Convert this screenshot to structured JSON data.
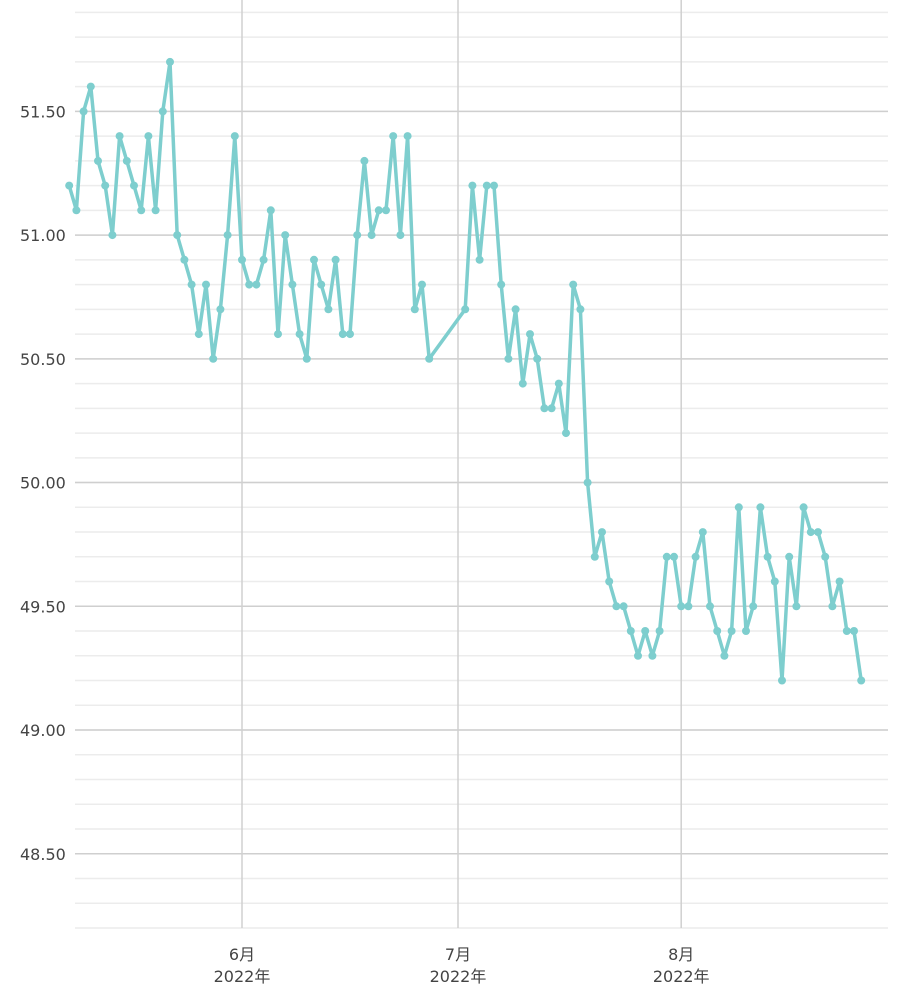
{
  "chart_data": {
    "type": "line",
    "title": "",
    "xlabel": "",
    "ylabel": "",
    "ylim": [
      48.2,
      51.95
    ],
    "y_ticks": [
      "48.50",
      "49.00",
      "49.50",
      "50.00",
      "50.50",
      "51.00",
      "51.50"
    ],
    "y_tick_values": [
      48.5,
      49.0,
      49.5,
      50.0,
      50.5,
      51.0,
      51.5
    ],
    "x_ticks": [
      {
        "month": "6月",
        "year": "2022年",
        "date": "2022-06-01"
      },
      {
        "month": "7月",
        "year": "2022年",
        "date": "2022-07-01"
      },
      {
        "month": "8月",
        "year": "2022年",
        "date": "2022-08-01"
      }
    ],
    "grid": true,
    "legend": "none",
    "series": [
      {
        "color": "#7ecece",
        "points": [
          [
            "2022-05-08",
            51.2
          ],
          [
            "2022-05-09",
            51.1
          ],
          [
            "2022-05-10",
            51.5
          ],
          [
            "2022-05-11",
            51.6
          ],
          [
            "2022-05-12",
            51.3
          ],
          [
            "2022-05-13",
            51.2
          ],
          [
            "2022-05-14",
            51.0
          ],
          [
            "2022-05-15",
            51.4
          ],
          [
            "2022-05-16",
            51.3
          ],
          [
            "2022-05-17",
            51.2
          ],
          [
            "2022-05-18",
            51.1
          ],
          [
            "2022-05-19",
            51.4
          ],
          [
            "2022-05-20",
            51.1
          ],
          [
            "2022-05-21",
            51.5
          ],
          [
            "2022-05-22",
            51.7
          ],
          [
            "2022-05-23",
            51.0
          ],
          [
            "2022-05-24",
            50.9
          ],
          [
            "2022-05-25",
            50.8
          ],
          [
            "2022-05-26",
            50.6
          ],
          [
            "2022-05-27",
            50.8
          ],
          [
            "2022-05-28",
            50.5
          ],
          [
            "2022-05-29",
            50.7
          ],
          [
            "2022-05-30",
            51.0
          ],
          [
            "2022-05-31",
            51.4
          ],
          [
            "2022-06-01",
            50.9
          ],
          [
            "2022-06-02",
            50.8
          ],
          [
            "2022-06-03",
            50.8
          ],
          [
            "2022-06-04",
            50.9
          ],
          [
            "2022-06-05",
            51.1
          ],
          [
            "2022-06-06",
            50.6
          ],
          [
            "2022-06-07",
            51.0
          ],
          [
            "2022-06-08",
            50.8
          ],
          [
            "2022-06-09",
            50.6
          ],
          [
            "2022-06-10",
            50.5
          ],
          [
            "2022-06-11",
            50.9
          ],
          [
            "2022-06-12",
            50.8
          ],
          [
            "2022-06-13",
            50.7
          ],
          [
            "2022-06-14",
            50.9
          ],
          [
            "2022-06-15",
            50.6
          ],
          [
            "2022-06-16",
            50.6
          ],
          [
            "2022-06-17",
            51.0
          ],
          [
            "2022-06-18",
            51.3
          ],
          [
            "2022-06-19",
            51.0
          ],
          [
            "2022-06-20",
            51.1
          ],
          [
            "2022-06-21",
            51.1
          ],
          [
            "2022-06-22",
            51.4
          ],
          [
            "2022-06-23",
            51.0
          ],
          [
            "2022-06-24",
            51.4
          ],
          [
            "2022-06-25",
            50.7
          ],
          [
            "2022-06-26",
            50.8
          ],
          [
            "2022-06-27",
            50.5
          ],
          [
            "2022-07-02",
            50.7
          ],
          [
            "2022-07-03",
            51.2
          ],
          [
            "2022-07-04",
            50.9
          ],
          [
            "2022-07-05",
            51.2
          ],
          [
            "2022-07-06",
            51.2
          ],
          [
            "2022-07-07",
            50.8
          ],
          [
            "2022-07-08",
            50.5
          ],
          [
            "2022-07-09",
            50.7
          ],
          [
            "2022-07-10",
            50.4
          ],
          [
            "2022-07-11",
            50.6
          ],
          [
            "2022-07-12",
            50.5
          ],
          [
            "2022-07-13",
            50.3
          ],
          [
            "2022-07-14",
            50.3
          ],
          [
            "2022-07-15",
            50.4
          ],
          [
            "2022-07-16",
            50.2
          ],
          [
            "2022-07-17",
            50.8
          ],
          [
            "2022-07-18",
            50.7
          ],
          [
            "2022-07-19",
            50.0
          ],
          [
            "2022-07-20",
            49.7
          ],
          [
            "2022-07-21",
            49.8
          ],
          [
            "2022-07-22",
            49.6
          ],
          [
            "2022-07-23",
            49.5
          ],
          [
            "2022-07-24",
            49.5
          ],
          [
            "2022-07-25",
            49.4
          ],
          [
            "2022-07-26",
            49.3
          ],
          [
            "2022-07-27",
            49.4
          ],
          [
            "2022-07-28",
            49.3
          ],
          [
            "2022-07-29",
            49.4
          ],
          [
            "2022-07-30",
            49.7
          ],
          [
            "2022-07-31",
            49.7
          ],
          [
            "2022-08-01",
            49.5
          ],
          [
            "2022-08-02",
            49.5
          ],
          [
            "2022-08-03",
            49.7
          ],
          [
            "2022-08-04",
            49.8
          ],
          [
            "2022-08-05",
            49.5
          ],
          [
            "2022-08-06",
            49.4
          ],
          [
            "2022-08-07",
            49.3
          ],
          [
            "2022-08-08",
            49.4
          ],
          [
            "2022-08-09",
            49.9
          ],
          [
            "2022-08-10",
            49.4
          ],
          [
            "2022-08-11",
            49.5
          ],
          [
            "2022-08-12",
            49.9
          ],
          [
            "2022-08-13",
            49.7
          ],
          [
            "2022-08-14",
            49.6
          ],
          [
            "2022-08-15",
            49.2
          ],
          [
            "2022-08-16",
            49.7
          ],
          [
            "2022-08-17",
            49.5
          ],
          [
            "2022-08-18",
            49.9
          ],
          [
            "2022-08-19",
            49.8
          ],
          [
            "2022-08-20",
            49.8
          ],
          [
            "2022-08-21",
            49.7
          ],
          [
            "2022-08-22",
            49.5
          ],
          [
            "2022-08-23",
            49.6
          ],
          [
            "2022-08-24",
            49.4
          ],
          [
            "2022-08-25",
            49.4
          ],
          [
            "2022-08-26",
            49.2
          ]
        ]
      }
    ]
  }
}
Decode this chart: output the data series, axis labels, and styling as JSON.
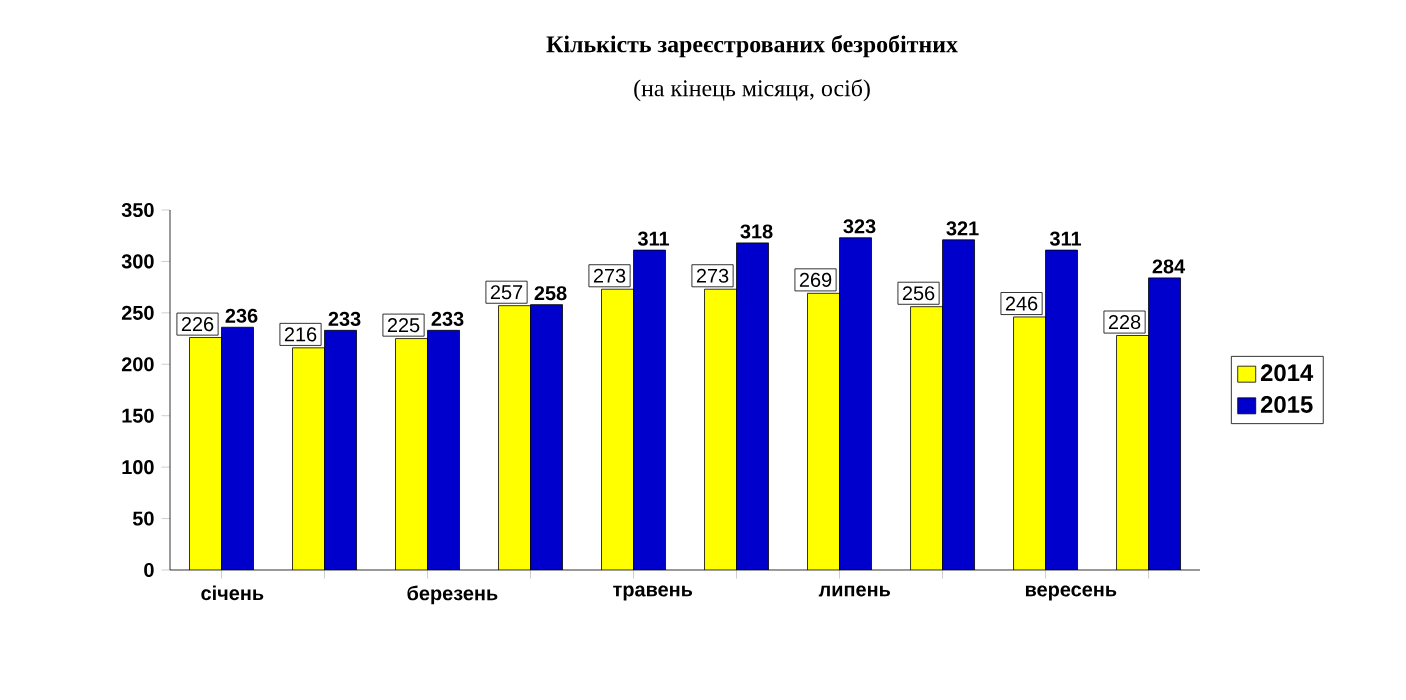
{
  "chart_data": {
    "type": "bar",
    "title": "Кількість зареєстрованих безробітних",
    "subtitle": "(на кінець місяця, осіб)",
    "categories": [
      "січень",
      null,
      "березень",
      null,
      "травень",
      null,
      "липень",
      null,
      "вересень",
      null
    ],
    "series": [
      {
        "name": "2014",
        "color": "#ffff00",
        "values": [
          226,
          216,
          225,
          257,
          273,
          273,
          269,
          256,
          246,
          228
        ]
      },
      {
        "name": "2015",
        "color": "#0000cc",
        "values": [
          236,
          233,
          233,
          258,
          311,
          318,
          323,
          321,
          311,
          284
        ]
      }
    ],
    "ylim": [
      0,
      350
    ],
    "yticks": [
      0,
      50,
      100,
      150,
      200,
      250,
      300,
      350
    ],
    "data_labels": true,
    "legend": "right"
  }
}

▶ **Exercise brief**: Quote exactly the lines from the one that contains "Decode this chart: output" through the end of the listing above, both ends included, leaving out the pictures.

▶ **Answer for this exercise**:
Decode this chart: output the data series, axis labels, and styling as JSON.
{
  "chart_data": {
    "type": "bar",
    "title": "Кількість зареєстрованих безробітних",
    "subtitle": "(на кінець місяця, осіб)",
    "categories": [
      "січень",
      null,
      "березень",
      null,
      "травень",
      null,
      "липень",
      null,
      "вересень",
      null
    ],
    "series": [
      {
        "name": "2014",
        "color": "#ffff00",
        "values": [
          226,
          216,
          225,
          257,
          273,
          273,
          269,
          256,
          246,
          228
        ]
      },
      {
        "name": "2015",
        "color": "#0000cc",
        "values": [
          236,
          233,
          233,
          258,
          311,
          318,
          323,
          321,
          311,
          284
        ]
      }
    ],
    "ylim": [
      0,
      350
    ],
    "yticks": [
      0,
      50,
      100,
      150,
      200,
      250,
      300,
      350
    ],
    "data_labels": true,
    "legend": "right"
  }
}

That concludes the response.